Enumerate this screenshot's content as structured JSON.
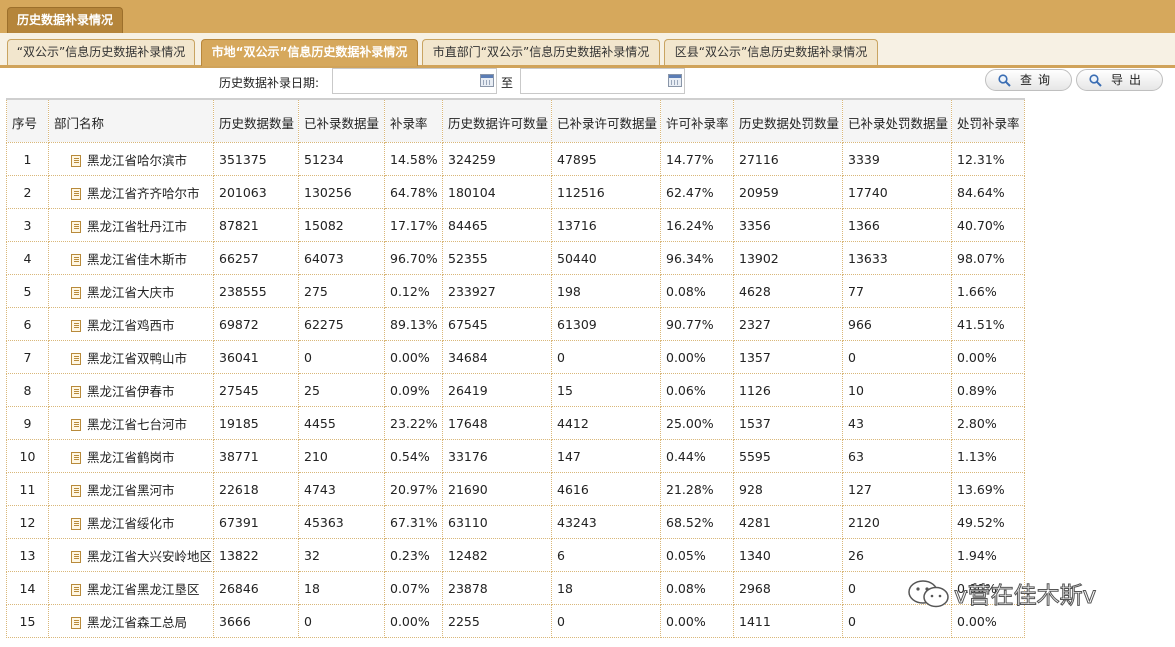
{
  "window": {
    "title_tab": "历史数据补录情况"
  },
  "tabs": [
    {
      "label": "“双公示”信息历史数据补录情况"
    },
    {
      "label": "市地“双公示”信息历史数据补录情况"
    },
    {
      "label": "市直部门“双公示”信息历史数据补录情况"
    },
    {
      "label": "区县“双公示”信息历史数据补录情况"
    }
  ],
  "active_tab": 1,
  "filter": {
    "date_label": "历史数据补录日期:",
    "to_label": "至",
    "start_value": "",
    "end_value": "",
    "query_label": "查询",
    "export_label": "导出"
  },
  "table": {
    "headers": [
      "序号",
      "部门名称",
      "历史数据数量",
      "已补录数据量",
      "补录率",
      "历史数据许可数量",
      "已补录许可数据量",
      "许可补录率",
      "历史数据处罚数量",
      "已补录处罚数据量",
      "处罚补录率"
    ],
    "rows": [
      [
        "1",
        "黑龙江省哈尔滨市",
        "351375",
        "51234",
        "14.58%",
        "324259",
        "47895",
        "14.77%",
        "27116",
        "3339",
        "12.31%"
      ],
      [
        "2",
        "黑龙江省齐齐哈尔市",
        "201063",
        "130256",
        "64.78%",
        "180104",
        "112516",
        "62.47%",
        "20959",
        "17740",
        "84.64%"
      ],
      [
        "3",
        "黑龙江省牡丹江市",
        "87821",
        "15082",
        "17.17%",
        "84465",
        "13716",
        "16.24%",
        "3356",
        "1366",
        "40.70%"
      ],
      [
        "4",
        "黑龙江省佳木斯市",
        "66257",
        "64073",
        "96.70%",
        "52355",
        "50440",
        "96.34%",
        "13902",
        "13633",
        "98.07%"
      ],
      [
        "5",
        "黑龙江省大庆市",
        "238555",
        "275",
        "0.12%",
        "233927",
        "198",
        "0.08%",
        "4628",
        "77",
        "1.66%"
      ],
      [
        "6",
        "黑龙江省鸡西市",
        "69872",
        "62275",
        "89.13%",
        "67545",
        "61309",
        "90.77%",
        "2327",
        "966",
        "41.51%"
      ],
      [
        "7",
        "黑龙江省双鸭山市",
        "36041",
        "0",
        "0.00%",
        "34684",
        "0",
        "0.00%",
        "1357",
        "0",
        "0.00%"
      ],
      [
        "8",
        "黑龙江省伊春市",
        "27545",
        "25",
        "0.09%",
        "26419",
        "15",
        "0.06%",
        "1126",
        "10",
        "0.89%"
      ],
      [
        "9",
        "黑龙江省七台河市",
        "19185",
        "4455",
        "23.22%",
        "17648",
        "4412",
        "25.00%",
        "1537",
        "43",
        "2.80%"
      ],
      [
        "10",
        "黑龙江省鹤岗市",
        "38771",
        "210",
        "0.54%",
        "33176",
        "147",
        "0.44%",
        "5595",
        "63",
        "1.13%"
      ],
      [
        "11",
        "黑龙江省黑河市",
        "22618",
        "4743",
        "20.97%",
        "21690",
        "4616",
        "21.28%",
        "928",
        "127",
        "13.69%"
      ],
      [
        "12",
        "黑龙江省绥化市",
        "67391",
        "45363",
        "67.31%",
        "63110",
        "43243",
        "68.52%",
        "4281",
        "2120",
        "49.52%"
      ],
      [
        "13",
        "黑龙江省大兴安岭地区",
        "13822",
        "32",
        "0.23%",
        "12482",
        "6",
        "0.05%",
        "1340",
        "26",
        "1.94%"
      ],
      [
        "14",
        "黑龙江省黑龙江垦区",
        "26846",
        "18",
        "0.07%",
        "23878",
        "18",
        "0.08%",
        "2968",
        "0",
        "0.00%"
      ],
      [
        "15",
        "黑龙江省森工总局",
        "3666",
        "0",
        "0.00%",
        "2255",
        "0",
        "0.00%",
        "1411",
        "0",
        "0.00%"
      ]
    ]
  },
  "watermark": {
    "text": "v营在佳木斯v"
  }
}
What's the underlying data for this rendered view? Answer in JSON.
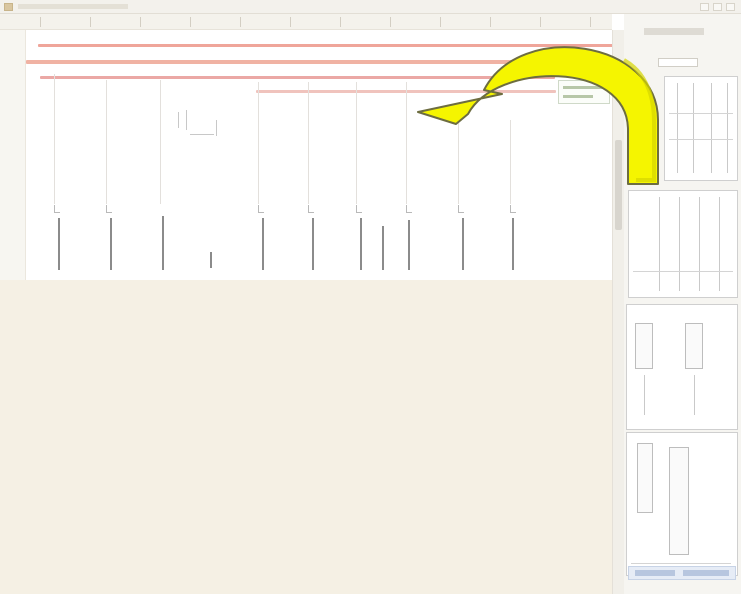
{
  "window": {
    "icons": [
      "app-icon",
      "minimize-icon",
      "maximize-icon",
      "close-icon"
    ]
  },
  "annotation": {
    "arrow_icon": "curved-arrow-icon",
    "arrow_fill": "#f5f500",
    "arrow_outline": "#6d6d40"
  },
  "colors": {
    "canvas_background": "#ffffff",
    "lower_area": "#f5f0e4",
    "timeline_bar": "#efa59a",
    "side_panel": "#f6f5f1",
    "track_marker": "#8b8b8b"
  }
}
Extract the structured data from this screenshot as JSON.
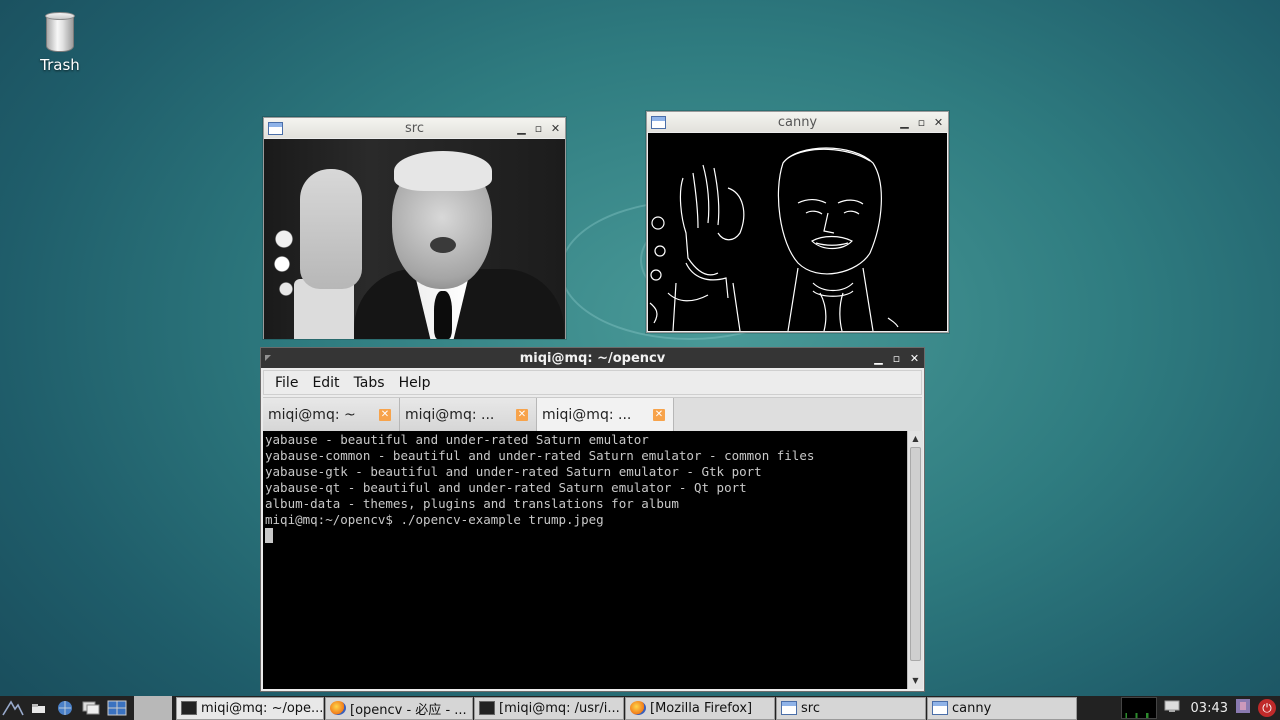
{
  "desktop": {
    "icons": [
      {
        "label": "Trash",
        "icon": "trash-icon"
      }
    ]
  },
  "windows": {
    "src": {
      "title": "src",
      "ctrl_min": "▁",
      "ctrl_max": "▫",
      "ctrl_close": "✕"
    },
    "canny": {
      "title": "canny",
      "ctrl_min": "▁",
      "ctrl_max": "▫",
      "ctrl_close": "✕"
    },
    "terminal": {
      "title": "miqi@mq: ~/opencv",
      "ctrl_min": "▁",
      "ctrl_max": "▫",
      "ctrl_close": "✕",
      "menu": [
        "File",
        "Edit",
        "Tabs",
        "Help"
      ],
      "tabs": [
        {
          "label": "miqi@mq: ~",
          "active": false
        },
        {
          "label": "miqi@mq: ...",
          "active": false
        },
        {
          "label": "miqi@mq: ...",
          "active": true
        }
      ],
      "tab_close": "✕",
      "lines": [
        "yabause - beautiful and under-rated Saturn emulator",
        "yabause-common - beautiful and under-rated Saturn emulator - common files",
        "yabause-gtk - beautiful and under-rated Saturn emulator - Gtk port",
        "yabause-qt - beautiful and under-rated Saturn emulator - Qt port",
        "album-data - themes, plugins and translations for album",
        "miqi@mq:~/opencv$ ./opencv-example trump.jpeg"
      ],
      "scroll_up": "▲",
      "scroll_down": "▼"
    }
  },
  "taskbar": {
    "launchers": [
      "start-menu-icon",
      "file-manager-icon",
      "browser-icon",
      "show-desktop-icon",
      "workspace-icon"
    ],
    "tasks": [
      {
        "label": "miqi@mq: ~/ope...",
        "icon": "terminal-icon",
        "active": true
      },
      {
        "label": "[opencv - 必应 - ...",
        "icon": "firefox-icon",
        "active": false
      },
      {
        "label": "[miqi@mq: /usr/i...",
        "icon": "terminal-icon",
        "active": false
      },
      {
        "label": "[Mozilla Firefox]",
        "icon": "firefox-icon",
        "active": false
      },
      {
        "label": "src",
        "icon": "window-icon",
        "active": false
      },
      {
        "label": "canny",
        "icon": "window-icon",
        "active": false
      }
    ],
    "clock": "03:43",
    "power_glyph": "⏻"
  },
  "colors": {
    "desktop_bg": "#2f7c80",
    "terminal_titlebar": "#353535",
    "tab_close": "#f7a34b",
    "power": "#c02a2a"
  }
}
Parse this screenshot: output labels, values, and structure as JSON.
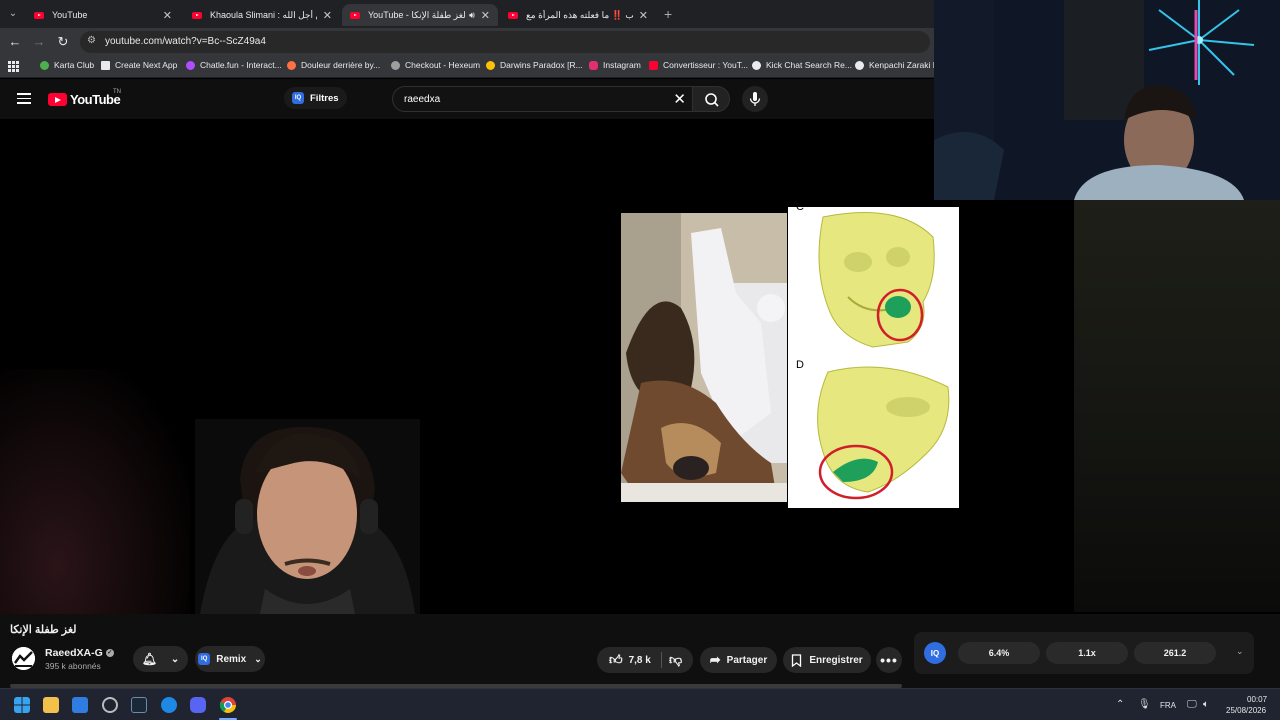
{
  "browser": {
    "tabs": [
      {
        "title": "YouTube",
        "active": false
      },
      {
        "title": "Khaoula Slimani : يء من أجل الله",
        "active": false
      },
      {
        "title": "YouTube - لغز طفلة الإنكا",
        "active": true
      },
      {
        "title": "عريب ‼️ ما فعلته هذه المرأة مع",
        "active": false
      }
    ],
    "url": "youtube.com/watch?v=Bc--ScZ49a4",
    "bookmarks": [
      {
        "label": "Karta Club",
        "color": "#4caf50"
      },
      {
        "label": "Create Next App",
        "color": "#e8eaed"
      },
      {
        "label": "Chatle.fun - Interact...",
        "color": "#b04dff"
      },
      {
        "label": "Douleur derrière by...",
        "color": "#ff7043"
      },
      {
        "label": "Checkout - Hexeum",
        "color": "#9e9e9e"
      },
      {
        "label": "Darwins Paradox [R...",
        "color": "#ffc107"
      },
      {
        "label": "Instagram",
        "color": "#e1306c"
      },
      {
        "label": "Convertisseur : YouT...",
        "color": "#ff0033"
      },
      {
        "label": "Kick Chat Search Re...",
        "color": "#e8eaed"
      },
      {
        "label": "Kenpachi Zaraki Bl",
        "color": "#e8eaed"
      }
    ]
  },
  "youtube": {
    "logo_text": "YouTube",
    "logo_suffix": "TN",
    "filters_label": "Filtres",
    "iq_badge": "IQ",
    "search_value": "raeedxa"
  },
  "video": {
    "figure_label_c": "C",
    "figure_label_d": "D"
  },
  "details": {
    "title": "لغز طفلة الإنكا",
    "channel_name": "RaeedXA-G",
    "subscribers": "395 k abonnés",
    "remix_label": "Remix",
    "likes": "7,8 k",
    "share_label": "Partager",
    "save_label": "Enregistrer"
  },
  "iq_stats": {
    "logo": "IQ",
    "values": [
      "6.4%",
      "1.1x",
      "261.2"
    ]
  },
  "taskbar": {
    "language": "FRA",
    "time": "00:07",
    "date": "25/08/2026"
  }
}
------------------------------------------------
● **Problem requirements**
Show the lines that mention the word "yabause".

● **Right answer**
        "yabause - beautiful and under-rated Saturn emulator",
        "yabause-common - beautiful and under-rated Saturn emulator - common files",
        "yabause-gtk - beautiful and under-rated Saturn emulator - Gtk port",
        "yabause-qt - beautiful and under-rated Saturn emulator - Qt port",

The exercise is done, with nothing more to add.